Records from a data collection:
/---

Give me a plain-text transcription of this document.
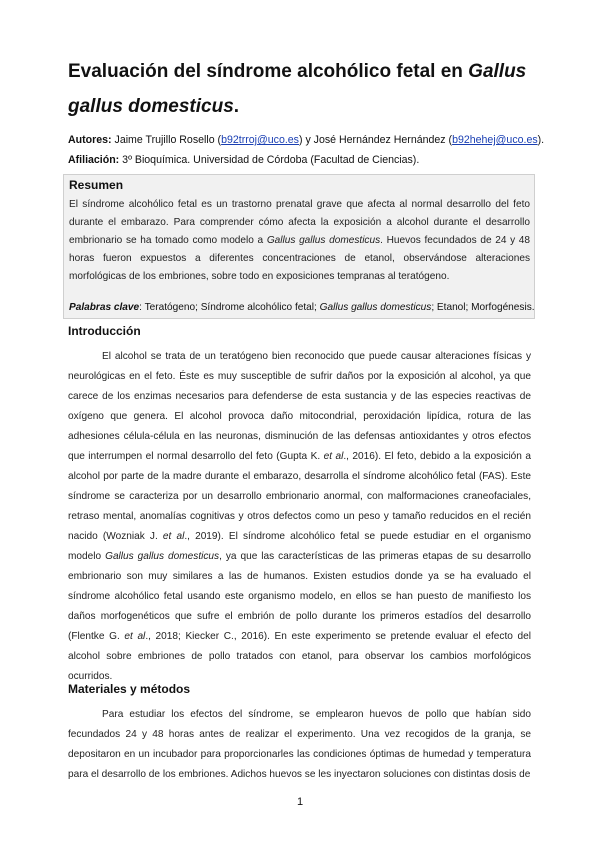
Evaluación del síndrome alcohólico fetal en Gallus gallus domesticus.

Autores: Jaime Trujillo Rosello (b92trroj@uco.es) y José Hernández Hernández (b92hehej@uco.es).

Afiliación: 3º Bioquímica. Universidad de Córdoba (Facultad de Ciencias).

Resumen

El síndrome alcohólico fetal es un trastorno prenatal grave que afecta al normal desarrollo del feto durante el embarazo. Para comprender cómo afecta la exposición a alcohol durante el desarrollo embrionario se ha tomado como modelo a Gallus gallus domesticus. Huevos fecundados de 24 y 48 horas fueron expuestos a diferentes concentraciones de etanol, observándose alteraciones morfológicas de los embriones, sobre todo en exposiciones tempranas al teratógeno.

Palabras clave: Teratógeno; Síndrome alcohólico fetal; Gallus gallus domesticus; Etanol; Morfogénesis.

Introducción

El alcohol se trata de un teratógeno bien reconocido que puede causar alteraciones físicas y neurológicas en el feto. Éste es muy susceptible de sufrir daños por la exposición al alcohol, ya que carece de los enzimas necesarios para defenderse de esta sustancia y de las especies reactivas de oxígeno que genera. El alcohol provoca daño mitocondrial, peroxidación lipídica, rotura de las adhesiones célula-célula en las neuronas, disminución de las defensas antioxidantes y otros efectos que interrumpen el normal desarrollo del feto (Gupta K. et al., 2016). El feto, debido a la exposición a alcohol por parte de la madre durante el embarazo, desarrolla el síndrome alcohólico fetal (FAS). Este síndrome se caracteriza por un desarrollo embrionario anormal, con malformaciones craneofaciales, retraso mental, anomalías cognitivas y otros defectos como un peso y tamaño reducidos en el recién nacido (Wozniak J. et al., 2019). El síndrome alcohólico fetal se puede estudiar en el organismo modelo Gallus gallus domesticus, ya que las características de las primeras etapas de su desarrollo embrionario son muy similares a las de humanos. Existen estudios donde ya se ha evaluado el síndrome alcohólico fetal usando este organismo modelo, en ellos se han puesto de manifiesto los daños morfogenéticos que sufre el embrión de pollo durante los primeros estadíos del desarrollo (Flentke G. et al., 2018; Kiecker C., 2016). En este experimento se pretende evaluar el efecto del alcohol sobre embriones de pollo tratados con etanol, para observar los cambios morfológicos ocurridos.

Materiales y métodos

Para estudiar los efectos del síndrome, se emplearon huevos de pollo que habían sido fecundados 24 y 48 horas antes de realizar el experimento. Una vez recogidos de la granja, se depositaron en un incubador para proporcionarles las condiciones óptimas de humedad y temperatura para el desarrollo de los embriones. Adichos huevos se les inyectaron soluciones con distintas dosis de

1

\---

Exercise:
Repeat the entries exactly and keep the pictures out of the copy.

Answer to the task:
Give me a plain-text transcription of this document.
Evaluación del síndrome alcohólico fetal en Gallus gallus domesticus.

Autores: Jaime Trujillo Rosello (b92trroj@uco.es) y José Hernández Hernández (b92hehej@uco.es).

Afiliación: 3º Bioquímica. Universidad de Córdoba (Facultad de Ciencias).

Resumen

El síndrome alcohólico fetal es un trastorno prenatal grave que afecta al normal desarrollo del feto durante el embarazo. Para comprender cómo afecta la exposición a alcohol durante el desarrollo embrionario se ha tomado como modelo a Gallus gallus domesticus. Huevos fecundados de 24 y 48 horas fueron expuestos a diferentes concentraciones de etanol, observándose alteraciones morfológicas de los embriones, sobre todo en exposiciones tempranas al teratógeno.

Palabras clave: Teratógeno; Síndrome alcohólico fetal; Gallus gallus domesticus; Etanol; Morfogénesis.

Introducción

El alcohol se trata de un teratógeno bien reconocido que puede causar alteraciones físicas y neurológicas en el feto. Éste es muy susceptible de sufrir daños por la exposición al alcohol, ya que carece de los enzimas necesarios para defenderse de esta sustancia y de las especies reactivas de oxígeno que genera. El alcohol provoca daño mitocondrial, peroxidación lipídica, rotura de las adhesiones célula-célula en las neuronas, disminución de las defensas antioxidantes y otros efectos que interrumpen el normal desarrollo del feto (Gupta K. et al., 2016). El feto, debido a la exposición a alcohol por parte de la madre durante el embarazo, desarrolla el síndrome alcohólico fetal (FAS). Este síndrome se caracteriza por un desarrollo embrionario anormal, con malformaciones craneofaciales, retraso mental, anomalías cognitivas y otros defectos como un peso y tamaño reducidos en el recién nacido (Wozniak J. et al., 2019). El síndrome alcohólico fetal se puede estudiar en el organismo modelo Gallus gallus domesticus, ya que las características de las primeras etapas de su desarrollo embrionario son muy similares a las de humanos. Existen estudios donde ya se ha evaluado el síndrome alcohólico fetal usando este organismo modelo, en ellos se han puesto de manifiesto los daños morfogenéticos que sufre el embrión de pollo durante los primeros estadíos del desarrollo (Flentke G. et al., 2018; Kiecker C., 2016). En este experimento se pretende evaluar el efecto del alcohol sobre embriones de pollo tratados con etanol, para observar los cambios morfológicos ocurridos.

Materiales y métodos

Para estudiar los efectos del síndrome, se emplearon huevos de pollo que habían sido fecundados 24 y 48 horas antes de realizar el experimento. Una vez recogidos de la granja, se depositaron en un incubador para proporcionarles las condiciones óptimas de humedad y temperatura para el desarrollo de los embriones. Adichos huevos se les inyectaron soluciones con distintas dosis de

1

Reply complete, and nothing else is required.